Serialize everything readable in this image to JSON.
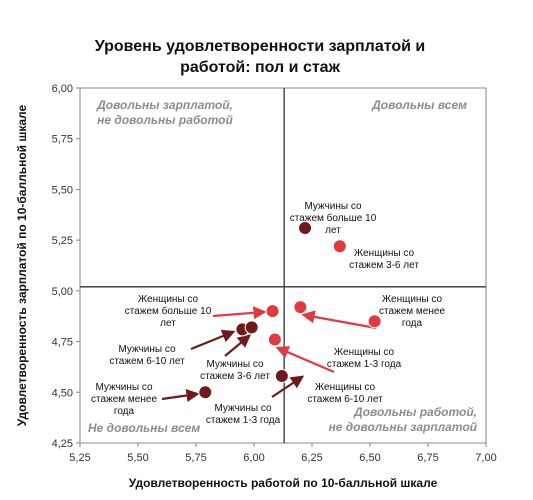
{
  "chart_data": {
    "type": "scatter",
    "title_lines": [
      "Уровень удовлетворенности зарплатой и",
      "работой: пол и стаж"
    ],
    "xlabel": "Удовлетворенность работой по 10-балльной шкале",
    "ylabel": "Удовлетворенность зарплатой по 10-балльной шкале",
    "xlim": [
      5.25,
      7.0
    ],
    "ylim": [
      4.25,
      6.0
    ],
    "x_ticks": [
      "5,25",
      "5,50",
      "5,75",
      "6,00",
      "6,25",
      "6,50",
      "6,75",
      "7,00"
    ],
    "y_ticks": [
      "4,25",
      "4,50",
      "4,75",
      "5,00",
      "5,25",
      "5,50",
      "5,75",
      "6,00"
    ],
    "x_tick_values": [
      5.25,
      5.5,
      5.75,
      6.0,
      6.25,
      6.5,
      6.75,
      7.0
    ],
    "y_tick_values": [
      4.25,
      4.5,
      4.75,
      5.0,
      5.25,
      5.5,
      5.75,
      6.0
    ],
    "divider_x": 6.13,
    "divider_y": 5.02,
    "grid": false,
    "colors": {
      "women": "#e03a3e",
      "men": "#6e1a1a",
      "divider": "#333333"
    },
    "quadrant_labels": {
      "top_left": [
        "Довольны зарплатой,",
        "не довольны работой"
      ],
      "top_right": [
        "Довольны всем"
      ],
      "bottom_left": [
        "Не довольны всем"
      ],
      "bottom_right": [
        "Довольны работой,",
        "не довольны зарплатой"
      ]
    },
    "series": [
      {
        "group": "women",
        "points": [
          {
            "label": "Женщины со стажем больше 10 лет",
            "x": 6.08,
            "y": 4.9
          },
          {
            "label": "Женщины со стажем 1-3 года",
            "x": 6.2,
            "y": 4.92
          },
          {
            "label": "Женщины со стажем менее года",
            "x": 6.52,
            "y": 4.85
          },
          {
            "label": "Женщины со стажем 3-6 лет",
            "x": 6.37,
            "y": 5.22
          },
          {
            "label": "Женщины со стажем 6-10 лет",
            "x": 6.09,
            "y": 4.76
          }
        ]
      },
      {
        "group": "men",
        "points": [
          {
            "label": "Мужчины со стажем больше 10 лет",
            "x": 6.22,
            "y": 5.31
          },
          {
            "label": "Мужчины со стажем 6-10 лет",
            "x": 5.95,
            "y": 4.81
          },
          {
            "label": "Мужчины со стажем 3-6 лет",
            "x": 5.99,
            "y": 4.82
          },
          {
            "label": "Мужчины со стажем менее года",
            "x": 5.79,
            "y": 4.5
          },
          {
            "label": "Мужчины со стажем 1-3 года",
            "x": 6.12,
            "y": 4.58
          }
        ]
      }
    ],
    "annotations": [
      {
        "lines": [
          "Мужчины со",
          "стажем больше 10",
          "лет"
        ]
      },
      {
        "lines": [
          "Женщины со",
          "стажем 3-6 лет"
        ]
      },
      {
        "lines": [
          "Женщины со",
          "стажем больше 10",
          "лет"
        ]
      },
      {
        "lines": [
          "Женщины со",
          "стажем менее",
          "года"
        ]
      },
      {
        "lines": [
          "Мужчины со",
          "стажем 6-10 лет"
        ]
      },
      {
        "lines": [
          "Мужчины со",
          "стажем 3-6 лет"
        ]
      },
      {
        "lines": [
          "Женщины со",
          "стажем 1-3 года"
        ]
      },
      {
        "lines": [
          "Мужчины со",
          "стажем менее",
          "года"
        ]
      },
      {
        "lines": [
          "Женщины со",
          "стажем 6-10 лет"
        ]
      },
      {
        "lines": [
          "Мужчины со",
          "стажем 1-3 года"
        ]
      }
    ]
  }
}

YOUR TASK: Search the records above for the string "балльной". Copy every line that contains it.

EXERCISE OUTPUT:
    "xlabel": "Удовлетворенность работой по 10-балльной шкале",
    "ylabel": "Удовлетворенность зарплатой по 10-балльной шкале",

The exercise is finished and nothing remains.